> _TASK OBJECTIVE_:
From the listing below, copy every line with the word "JSON".

> _RECORDS SHOWN_:
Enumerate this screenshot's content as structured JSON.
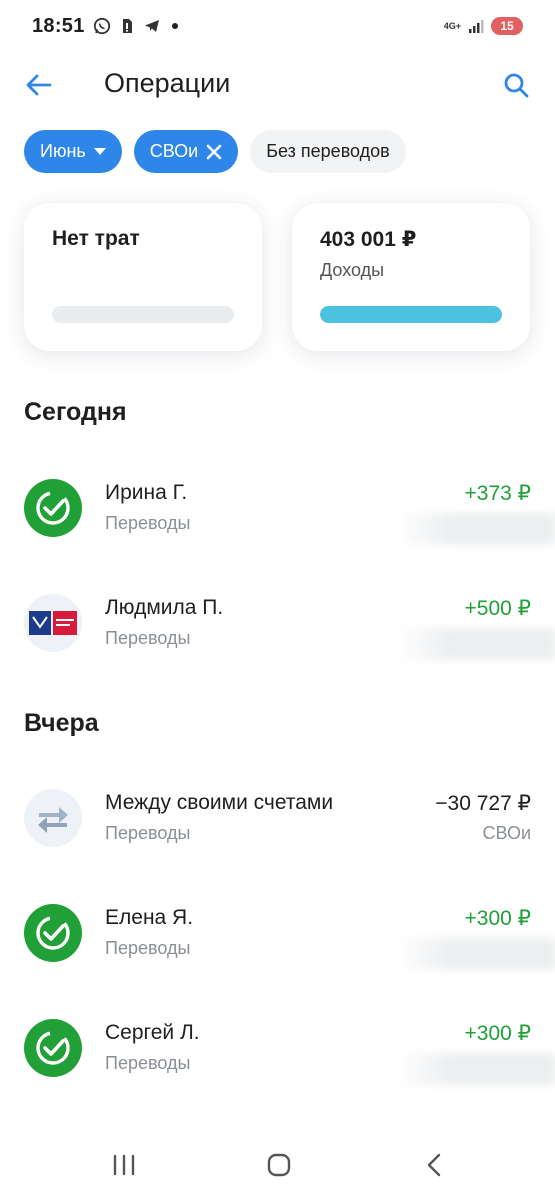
{
  "status_bar": {
    "time": "18:51",
    "network": "4G+",
    "battery": "15",
    "icons": [
      "whatsapp-icon",
      "sim-icon",
      "telegram-icon"
    ]
  },
  "header": {
    "title": "Операции",
    "back_icon": "arrow-left-icon",
    "search_icon": "search-icon"
  },
  "filters": {
    "month": "Июнь",
    "account": "СВОи",
    "transfers": "Без переводов"
  },
  "cards": {
    "expenses": {
      "title": "Нет трат",
      "progress": 0
    },
    "income": {
      "amount": "403 001 ₽",
      "label": "Доходы",
      "progress": 1.0,
      "color": "#4bc3e0"
    }
  },
  "sections": {
    "today": "Сегодня",
    "yesterday": "Вчера"
  },
  "transactions": [
    {
      "name": "Ирина Г.",
      "category": "Переводы",
      "amount": "+373 ₽",
      "icon": "sber-check-icon"
    },
    {
      "name": "Людмила П.",
      "category": "Переводы",
      "amount": "+500 ₽",
      "icon": "pochta-bank-logo"
    },
    {
      "name": "Между своими счетами",
      "category": "Переводы",
      "amount": "−30 727 ₽",
      "account": "СВОи",
      "icon": "transfer-arrows-icon"
    },
    {
      "name": "Елена Я.",
      "category": "Переводы",
      "amount": "+300 ₽",
      "icon": "sber-check-icon"
    },
    {
      "name": "Сергей Л.",
      "category": "Переводы",
      "amount": "+300 ₽",
      "icon": "sber-check-icon"
    }
  ],
  "colors": {
    "accent": "#2f86e9",
    "income": "#21a038",
    "progress_income": "#4bc3e0"
  },
  "nav": {
    "recent_icon": "recent-apps-icon",
    "home_icon": "home-icon",
    "back_icon": "nav-back-icon"
  }
}
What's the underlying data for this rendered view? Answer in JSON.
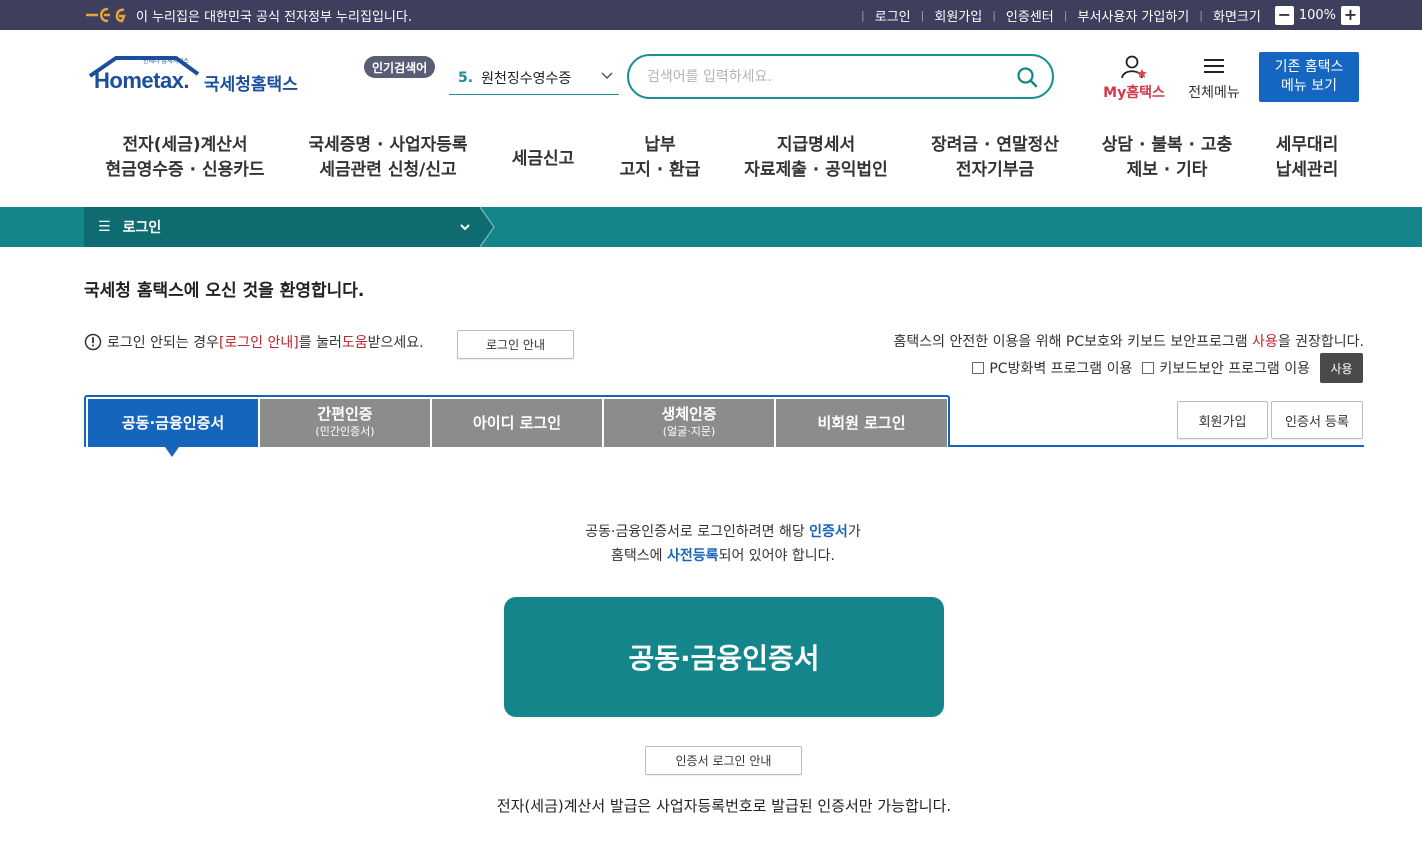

> _TASK SOLUTION_:
Enumerate this screenshot's content as structured JSON.
What's the underlying data for this rendered view? Answer in JSON.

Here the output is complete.